Instructions for the task: Tally the lines that hold the word "this" and reply with that figure only.

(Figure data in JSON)
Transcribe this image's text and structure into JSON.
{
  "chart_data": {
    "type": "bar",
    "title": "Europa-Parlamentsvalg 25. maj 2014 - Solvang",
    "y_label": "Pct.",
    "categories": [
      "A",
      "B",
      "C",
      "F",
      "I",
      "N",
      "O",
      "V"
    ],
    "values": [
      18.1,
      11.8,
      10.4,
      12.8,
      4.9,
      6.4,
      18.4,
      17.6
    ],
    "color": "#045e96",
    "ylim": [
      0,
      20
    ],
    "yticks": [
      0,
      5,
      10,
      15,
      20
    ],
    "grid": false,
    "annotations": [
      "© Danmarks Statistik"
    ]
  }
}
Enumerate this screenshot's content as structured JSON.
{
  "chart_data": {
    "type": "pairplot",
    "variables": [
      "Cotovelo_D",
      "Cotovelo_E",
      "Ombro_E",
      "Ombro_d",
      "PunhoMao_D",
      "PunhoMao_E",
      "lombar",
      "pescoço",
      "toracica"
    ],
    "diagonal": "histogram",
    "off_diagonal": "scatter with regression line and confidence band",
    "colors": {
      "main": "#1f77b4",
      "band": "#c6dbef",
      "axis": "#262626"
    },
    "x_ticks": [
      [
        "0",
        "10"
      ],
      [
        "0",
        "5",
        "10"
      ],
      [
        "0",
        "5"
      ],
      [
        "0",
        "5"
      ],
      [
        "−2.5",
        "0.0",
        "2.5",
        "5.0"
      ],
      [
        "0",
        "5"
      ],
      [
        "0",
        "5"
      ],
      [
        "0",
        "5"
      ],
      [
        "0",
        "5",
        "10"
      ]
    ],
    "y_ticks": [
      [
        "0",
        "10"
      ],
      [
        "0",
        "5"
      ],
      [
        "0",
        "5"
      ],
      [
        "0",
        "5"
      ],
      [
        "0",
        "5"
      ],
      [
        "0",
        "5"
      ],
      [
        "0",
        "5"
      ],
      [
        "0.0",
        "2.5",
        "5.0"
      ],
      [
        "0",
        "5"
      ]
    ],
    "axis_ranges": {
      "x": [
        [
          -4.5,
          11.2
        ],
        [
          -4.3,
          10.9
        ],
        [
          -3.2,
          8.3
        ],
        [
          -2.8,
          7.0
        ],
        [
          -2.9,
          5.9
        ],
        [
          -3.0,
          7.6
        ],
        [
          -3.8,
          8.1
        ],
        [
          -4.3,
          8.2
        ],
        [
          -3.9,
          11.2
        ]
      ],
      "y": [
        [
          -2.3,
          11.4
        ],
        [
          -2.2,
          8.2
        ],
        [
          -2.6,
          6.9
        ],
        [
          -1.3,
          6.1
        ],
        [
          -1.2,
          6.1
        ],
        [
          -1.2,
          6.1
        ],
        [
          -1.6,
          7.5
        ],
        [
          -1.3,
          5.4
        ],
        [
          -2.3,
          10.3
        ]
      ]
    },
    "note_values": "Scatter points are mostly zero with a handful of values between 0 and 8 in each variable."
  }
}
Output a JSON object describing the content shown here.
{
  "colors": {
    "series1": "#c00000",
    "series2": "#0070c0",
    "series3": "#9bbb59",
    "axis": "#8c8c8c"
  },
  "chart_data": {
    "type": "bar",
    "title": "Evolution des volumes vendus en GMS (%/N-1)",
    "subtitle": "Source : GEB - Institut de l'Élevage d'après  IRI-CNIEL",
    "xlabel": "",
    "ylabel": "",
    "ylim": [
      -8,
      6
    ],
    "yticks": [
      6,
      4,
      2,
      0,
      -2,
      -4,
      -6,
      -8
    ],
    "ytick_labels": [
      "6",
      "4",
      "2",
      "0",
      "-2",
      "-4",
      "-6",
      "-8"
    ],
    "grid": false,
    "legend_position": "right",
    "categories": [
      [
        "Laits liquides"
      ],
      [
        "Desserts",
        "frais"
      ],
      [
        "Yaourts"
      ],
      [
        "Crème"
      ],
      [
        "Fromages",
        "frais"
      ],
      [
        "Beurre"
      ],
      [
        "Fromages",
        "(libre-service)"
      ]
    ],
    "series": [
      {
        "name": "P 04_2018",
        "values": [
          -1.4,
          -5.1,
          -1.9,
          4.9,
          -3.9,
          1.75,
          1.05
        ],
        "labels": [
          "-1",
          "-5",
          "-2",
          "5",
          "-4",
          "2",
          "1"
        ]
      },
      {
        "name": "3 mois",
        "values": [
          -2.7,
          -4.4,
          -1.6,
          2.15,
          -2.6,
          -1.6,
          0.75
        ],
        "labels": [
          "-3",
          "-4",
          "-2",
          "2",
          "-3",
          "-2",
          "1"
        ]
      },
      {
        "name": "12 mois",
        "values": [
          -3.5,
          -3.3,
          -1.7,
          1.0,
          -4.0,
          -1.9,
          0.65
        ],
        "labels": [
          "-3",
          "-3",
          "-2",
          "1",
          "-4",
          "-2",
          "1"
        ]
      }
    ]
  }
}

Exercise result: 2